-- begin --
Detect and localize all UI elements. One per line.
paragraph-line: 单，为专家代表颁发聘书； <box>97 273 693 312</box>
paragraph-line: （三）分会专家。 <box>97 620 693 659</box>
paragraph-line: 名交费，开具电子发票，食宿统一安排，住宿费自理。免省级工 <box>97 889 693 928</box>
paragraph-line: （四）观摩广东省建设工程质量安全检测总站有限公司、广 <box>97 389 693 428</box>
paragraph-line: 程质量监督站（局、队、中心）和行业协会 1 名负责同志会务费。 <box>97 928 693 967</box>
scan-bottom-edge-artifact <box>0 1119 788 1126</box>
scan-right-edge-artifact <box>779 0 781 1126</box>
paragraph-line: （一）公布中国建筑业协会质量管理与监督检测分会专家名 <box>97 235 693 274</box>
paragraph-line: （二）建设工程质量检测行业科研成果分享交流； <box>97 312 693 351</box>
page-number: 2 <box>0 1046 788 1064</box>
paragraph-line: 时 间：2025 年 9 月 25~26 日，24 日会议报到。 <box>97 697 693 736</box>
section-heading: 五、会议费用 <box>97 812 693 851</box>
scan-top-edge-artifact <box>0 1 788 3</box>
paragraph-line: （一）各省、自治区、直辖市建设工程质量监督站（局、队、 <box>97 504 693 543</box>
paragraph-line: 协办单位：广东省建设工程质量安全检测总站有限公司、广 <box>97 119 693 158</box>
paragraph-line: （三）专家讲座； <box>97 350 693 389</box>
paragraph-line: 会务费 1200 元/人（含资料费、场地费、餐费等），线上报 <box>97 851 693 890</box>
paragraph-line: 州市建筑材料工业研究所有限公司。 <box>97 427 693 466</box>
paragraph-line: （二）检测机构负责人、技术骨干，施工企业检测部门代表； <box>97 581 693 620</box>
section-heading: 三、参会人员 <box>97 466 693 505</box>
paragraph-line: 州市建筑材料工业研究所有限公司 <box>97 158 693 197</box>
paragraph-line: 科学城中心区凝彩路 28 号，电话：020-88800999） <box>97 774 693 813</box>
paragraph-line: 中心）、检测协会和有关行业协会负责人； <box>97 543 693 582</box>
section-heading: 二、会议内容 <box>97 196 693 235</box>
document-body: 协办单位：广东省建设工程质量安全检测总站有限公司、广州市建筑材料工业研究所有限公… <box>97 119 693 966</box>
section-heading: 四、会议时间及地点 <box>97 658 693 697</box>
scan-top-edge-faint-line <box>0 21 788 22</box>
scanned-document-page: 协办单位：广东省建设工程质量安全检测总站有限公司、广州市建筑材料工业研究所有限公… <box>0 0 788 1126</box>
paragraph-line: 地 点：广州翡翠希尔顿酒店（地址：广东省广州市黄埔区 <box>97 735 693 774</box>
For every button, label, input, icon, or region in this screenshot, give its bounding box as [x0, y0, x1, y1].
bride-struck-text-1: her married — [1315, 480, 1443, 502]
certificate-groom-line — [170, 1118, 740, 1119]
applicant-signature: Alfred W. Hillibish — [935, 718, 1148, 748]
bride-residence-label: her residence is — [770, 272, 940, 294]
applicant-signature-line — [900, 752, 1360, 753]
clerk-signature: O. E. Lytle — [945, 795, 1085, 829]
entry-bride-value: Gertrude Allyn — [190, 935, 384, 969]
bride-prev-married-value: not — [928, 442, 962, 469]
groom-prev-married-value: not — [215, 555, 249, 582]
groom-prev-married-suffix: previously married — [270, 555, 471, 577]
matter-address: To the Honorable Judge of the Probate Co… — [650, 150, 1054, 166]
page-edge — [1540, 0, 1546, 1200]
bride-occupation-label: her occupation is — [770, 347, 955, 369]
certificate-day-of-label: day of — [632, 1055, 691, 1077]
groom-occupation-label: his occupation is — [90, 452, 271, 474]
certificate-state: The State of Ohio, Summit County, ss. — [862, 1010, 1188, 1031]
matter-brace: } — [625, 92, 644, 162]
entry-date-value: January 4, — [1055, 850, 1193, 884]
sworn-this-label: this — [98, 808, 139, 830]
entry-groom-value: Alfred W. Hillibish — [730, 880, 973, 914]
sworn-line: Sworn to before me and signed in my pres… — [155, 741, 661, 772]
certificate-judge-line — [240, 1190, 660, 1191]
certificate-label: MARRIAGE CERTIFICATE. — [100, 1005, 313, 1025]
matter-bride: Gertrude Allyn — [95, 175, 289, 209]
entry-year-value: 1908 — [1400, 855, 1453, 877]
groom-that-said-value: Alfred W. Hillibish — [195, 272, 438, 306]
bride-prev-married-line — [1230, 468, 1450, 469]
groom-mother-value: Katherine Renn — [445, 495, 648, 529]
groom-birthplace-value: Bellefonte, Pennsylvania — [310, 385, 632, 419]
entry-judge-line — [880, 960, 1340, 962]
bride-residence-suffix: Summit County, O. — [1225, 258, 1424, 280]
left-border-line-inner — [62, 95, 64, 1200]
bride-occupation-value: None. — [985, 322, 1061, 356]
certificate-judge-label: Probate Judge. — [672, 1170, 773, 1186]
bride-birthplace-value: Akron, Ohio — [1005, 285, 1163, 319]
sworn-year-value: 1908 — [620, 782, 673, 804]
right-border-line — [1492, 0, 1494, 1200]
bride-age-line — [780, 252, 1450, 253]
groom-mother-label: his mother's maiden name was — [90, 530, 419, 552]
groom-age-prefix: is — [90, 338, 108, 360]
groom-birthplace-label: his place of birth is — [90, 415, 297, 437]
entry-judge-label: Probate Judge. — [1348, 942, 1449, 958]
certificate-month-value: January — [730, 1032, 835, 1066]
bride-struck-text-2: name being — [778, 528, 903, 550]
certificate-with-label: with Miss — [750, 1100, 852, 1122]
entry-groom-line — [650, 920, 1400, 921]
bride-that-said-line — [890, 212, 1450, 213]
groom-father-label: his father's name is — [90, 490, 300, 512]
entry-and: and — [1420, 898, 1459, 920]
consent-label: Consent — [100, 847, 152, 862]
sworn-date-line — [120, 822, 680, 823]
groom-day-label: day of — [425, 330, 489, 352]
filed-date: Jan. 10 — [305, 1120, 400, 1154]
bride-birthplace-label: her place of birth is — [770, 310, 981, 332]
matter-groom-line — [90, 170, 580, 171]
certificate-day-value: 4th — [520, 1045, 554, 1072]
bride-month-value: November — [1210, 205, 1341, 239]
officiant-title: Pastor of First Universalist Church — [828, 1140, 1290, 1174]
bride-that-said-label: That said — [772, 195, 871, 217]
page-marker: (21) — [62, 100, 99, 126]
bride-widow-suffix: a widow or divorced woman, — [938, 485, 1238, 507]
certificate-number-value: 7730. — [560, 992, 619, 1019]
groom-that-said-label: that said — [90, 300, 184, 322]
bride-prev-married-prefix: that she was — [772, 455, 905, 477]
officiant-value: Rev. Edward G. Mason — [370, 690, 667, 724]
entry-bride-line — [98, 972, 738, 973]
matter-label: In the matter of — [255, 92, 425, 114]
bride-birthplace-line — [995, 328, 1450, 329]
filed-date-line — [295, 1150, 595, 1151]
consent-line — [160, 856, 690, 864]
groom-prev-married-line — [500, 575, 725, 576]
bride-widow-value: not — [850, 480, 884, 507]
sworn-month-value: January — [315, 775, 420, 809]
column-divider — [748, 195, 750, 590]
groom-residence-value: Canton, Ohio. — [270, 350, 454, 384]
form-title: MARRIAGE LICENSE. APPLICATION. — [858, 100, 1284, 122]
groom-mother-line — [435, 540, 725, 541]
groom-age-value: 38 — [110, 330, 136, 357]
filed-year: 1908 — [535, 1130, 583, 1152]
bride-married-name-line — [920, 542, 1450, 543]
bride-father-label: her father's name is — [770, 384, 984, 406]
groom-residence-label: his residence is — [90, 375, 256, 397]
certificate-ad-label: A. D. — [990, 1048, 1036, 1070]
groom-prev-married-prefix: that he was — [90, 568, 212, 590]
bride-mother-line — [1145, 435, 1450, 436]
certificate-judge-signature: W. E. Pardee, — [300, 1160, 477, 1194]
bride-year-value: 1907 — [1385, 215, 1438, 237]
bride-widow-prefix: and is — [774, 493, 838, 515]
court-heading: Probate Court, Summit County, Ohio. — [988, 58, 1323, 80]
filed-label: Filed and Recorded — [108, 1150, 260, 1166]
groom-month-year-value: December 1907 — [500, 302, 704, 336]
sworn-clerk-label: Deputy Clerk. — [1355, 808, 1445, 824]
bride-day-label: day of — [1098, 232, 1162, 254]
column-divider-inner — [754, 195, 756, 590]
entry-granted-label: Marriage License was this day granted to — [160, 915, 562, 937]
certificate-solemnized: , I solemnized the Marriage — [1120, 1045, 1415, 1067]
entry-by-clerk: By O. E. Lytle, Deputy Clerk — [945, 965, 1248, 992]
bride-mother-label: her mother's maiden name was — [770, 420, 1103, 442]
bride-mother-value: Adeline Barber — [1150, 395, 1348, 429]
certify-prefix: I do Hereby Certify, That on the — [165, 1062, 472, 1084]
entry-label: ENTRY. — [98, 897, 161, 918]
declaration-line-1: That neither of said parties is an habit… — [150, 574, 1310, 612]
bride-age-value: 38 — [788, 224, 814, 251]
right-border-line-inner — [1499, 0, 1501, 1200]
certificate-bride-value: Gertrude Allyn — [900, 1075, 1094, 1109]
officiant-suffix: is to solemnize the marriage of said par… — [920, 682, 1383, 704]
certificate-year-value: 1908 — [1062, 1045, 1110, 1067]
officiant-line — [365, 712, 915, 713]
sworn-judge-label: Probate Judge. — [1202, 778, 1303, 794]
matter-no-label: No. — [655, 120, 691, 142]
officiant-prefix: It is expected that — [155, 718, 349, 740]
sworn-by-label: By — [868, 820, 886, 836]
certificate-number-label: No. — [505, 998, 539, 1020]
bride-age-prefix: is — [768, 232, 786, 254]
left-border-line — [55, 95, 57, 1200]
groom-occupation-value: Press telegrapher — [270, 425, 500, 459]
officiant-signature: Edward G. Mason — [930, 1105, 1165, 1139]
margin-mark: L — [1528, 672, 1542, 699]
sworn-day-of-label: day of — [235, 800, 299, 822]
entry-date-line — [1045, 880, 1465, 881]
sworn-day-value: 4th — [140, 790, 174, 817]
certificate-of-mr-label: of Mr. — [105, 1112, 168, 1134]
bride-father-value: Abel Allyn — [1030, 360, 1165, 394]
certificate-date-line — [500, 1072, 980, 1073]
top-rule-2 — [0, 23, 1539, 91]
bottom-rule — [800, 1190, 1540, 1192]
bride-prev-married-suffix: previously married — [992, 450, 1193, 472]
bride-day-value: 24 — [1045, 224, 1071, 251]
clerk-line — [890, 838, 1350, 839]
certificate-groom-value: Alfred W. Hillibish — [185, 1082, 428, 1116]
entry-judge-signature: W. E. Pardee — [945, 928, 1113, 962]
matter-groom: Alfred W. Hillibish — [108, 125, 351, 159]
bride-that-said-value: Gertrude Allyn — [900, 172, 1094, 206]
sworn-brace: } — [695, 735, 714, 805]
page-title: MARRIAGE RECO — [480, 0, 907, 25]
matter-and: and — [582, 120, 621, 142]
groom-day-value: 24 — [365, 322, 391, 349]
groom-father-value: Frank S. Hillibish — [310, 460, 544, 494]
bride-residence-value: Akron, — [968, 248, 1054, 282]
-- end --
### Task to carry out
Reproduce the listing word for word, starting at its first line and ending at the line that contains "paragraph-line: （二）建设工程质量检测行业科研成果分享交流； <box>97", with both of those lines included.

### Written solution
Detect and localize all UI elements. One per line.
paragraph-line: 单，为专家代表颁发聘书； <box>97 273 693 312</box>
paragraph-line: （三）分会专家。 <box>97 620 693 659</box>
paragraph-line: 名交费，开具电子发票，食宿统一安排，住宿费自理。免省级工 <box>97 889 693 928</box>
paragraph-line: （四）观摩广东省建设工程质量安全检测总站有限公司、广 <box>97 389 693 428</box>
paragraph-line: 程质量监督站（局、队、中心）和行业协会 1 名负责同志会务费。 <box>97 928 693 967</box>
scan-bottom-edge-artifact <box>0 1119 788 1126</box>
scan-right-edge-artifact <box>779 0 781 1126</box>
paragraph-line: （一）公布中国建筑业协会质量管理与监督检测分会专家名 <box>97 235 693 274</box>
paragraph-line: （二）建设工程质量检测行业科研成果分享交流； <box>97 312 693 351</box>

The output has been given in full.